─── TASK INPUTS

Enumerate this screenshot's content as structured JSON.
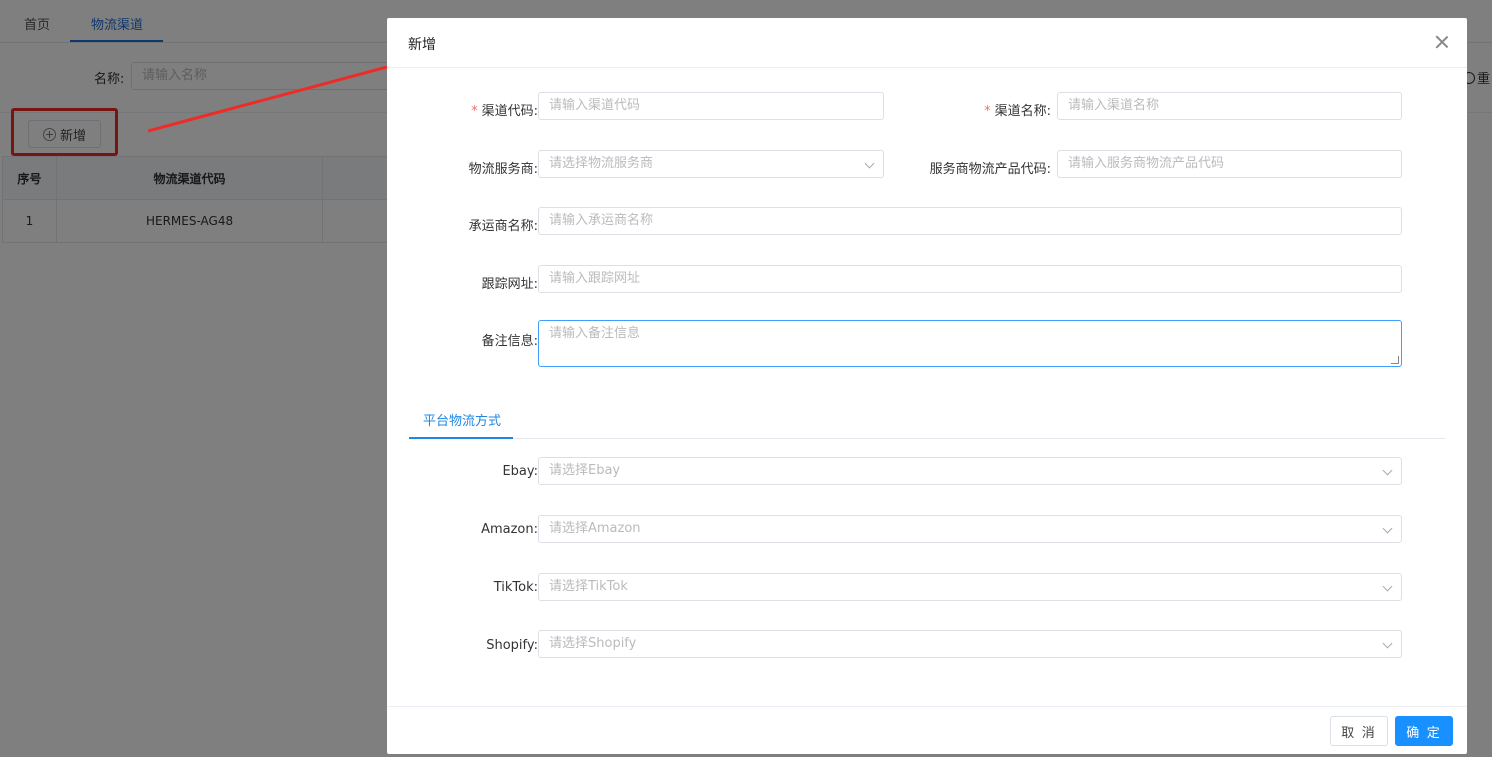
{
  "background": {
    "tabs": [
      {
        "label": "首页"
      },
      {
        "label": "物流渠道"
      }
    ],
    "search": {
      "label": "名称:",
      "placeholder": "请输入名称"
    },
    "add_button_label": "新增",
    "right_fragment": "重",
    "table": {
      "columns": [
        "序号",
        "物流渠道代码"
      ],
      "rows": [
        {
          "index": "1",
          "code": "HERMES-AG48"
        }
      ]
    }
  },
  "modal": {
    "title": "新增",
    "fields": {
      "channel_code": {
        "label": "渠道代码:",
        "placeholder": "请输入渠道代码",
        "required": true
      },
      "channel_name": {
        "label": "渠道名称:",
        "placeholder": "请输入渠道名称",
        "required": true
      },
      "provider": {
        "label": "物流服务商:",
        "placeholder": "请选择物流服务商"
      },
      "provider_product_code": {
        "label": "服务商物流产品代码:",
        "placeholder": "请输入服务商物流产品代码"
      },
      "carrier_name": {
        "label": "承运商名称:",
        "placeholder": "请输入承运商名称"
      },
      "tracking_url": {
        "label": "跟踪网址:",
        "placeholder": "请输入跟踪网址"
      },
      "remarks": {
        "label": "备注信息:",
        "placeholder": "请输入备注信息"
      }
    },
    "platform_tab": "平台物流方式",
    "platforms": {
      "ebay": {
        "label": "Ebay:",
        "placeholder": "请选择Ebay"
      },
      "amazon": {
        "label": "Amazon:",
        "placeholder": "请选择Amazon"
      },
      "tiktok": {
        "label": "TikTok:",
        "placeholder": "请选择TikTok"
      },
      "shopify": {
        "label": "Shopify:",
        "placeholder": "请选择Shopify"
      }
    },
    "footer": {
      "cancel_label": "取 消",
      "confirm_label": "确 定"
    }
  },
  "colors": {
    "primary": "#1890ff",
    "tab_active": "#1e6fd9",
    "required": "#f56c6c",
    "annotation_red": "#ee2b26"
  }
}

──────

● **INSTRUCTION**
The material above must be printed exactly, with its pictures left out.

● **RESULT**
Enumerate this screenshot's content as structured JSON.
{
  "background": {
    "tabs": [
      {
        "label": "首页"
      },
      {
        "label": "物流渠道"
      }
    ],
    "search": {
      "label": "名称:",
      "placeholder": "请输入名称"
    },
    "add_button_label": "新增",
    "right_fragment": "重",
    "table": {
      "columns": [
        "序号",
        "物流渠道代码"
      ],
      "rows": [
        {
          "index": "1",
          "code": "HERMES-AG48"
        }
      ]
    }
  },
  "modal": {
    "title": "新增",
    "fields": {
      "channel_code": {
        "label": "渠道代码:",
        "placeholder": "请输入渠道代码",
        "required": true
      },
      "channel_name": {
        "label": "渠道名称:",
        "placeholder": "请输入渠道名称",
        "required": true
      },
      "provider": {
        "label": "物流服务商:",
        "placeholder": "请选择物流服务商"
      },
      "provider_product_code": {
        "label": "服务商物流产品代码:",
        "placeholder": "请输入服务商物流产品代码"
      },
      "carrier_name": {
        "label": "承运商名称:",
        "placeholder": "请输入承运商名称"
      },
      "tracking_url": {
        "label": "跟踪网址:",
        "placeholder": "请输入跟踪网址"
      },
      "remarks": {
        "label": "备注信息:",
        "placeholder": "请输入备注信息"
      }
    },
    "platform_tab": "平台物流方式",
    "platforms": {
      "ebay": {
        "label": "Ebay:",
        "placeholder": "请选择Ebay"
      },
      "amazon": {
        "label": "Amazon:",
        "placeholder": "请选择Amazon"
      },
      "tiktok": {
        "label": "TikTok:",
        "placeholder": "请选择TikTok"
      },
      "shopify": {
        "label": "Shopify:",
        "placeholder": "请选择Shopify"
      }
    },
    "footer": {
      "cancel_label": "取 消",
      "confirm_label": "确 定"
    }
  },
  "colors": {
    "primary": "#1890ff",
    "tab_active": "#1e6fd9",
    "required": "#f56c6c",
    "annotation_red": "#ee2b26"
  }
}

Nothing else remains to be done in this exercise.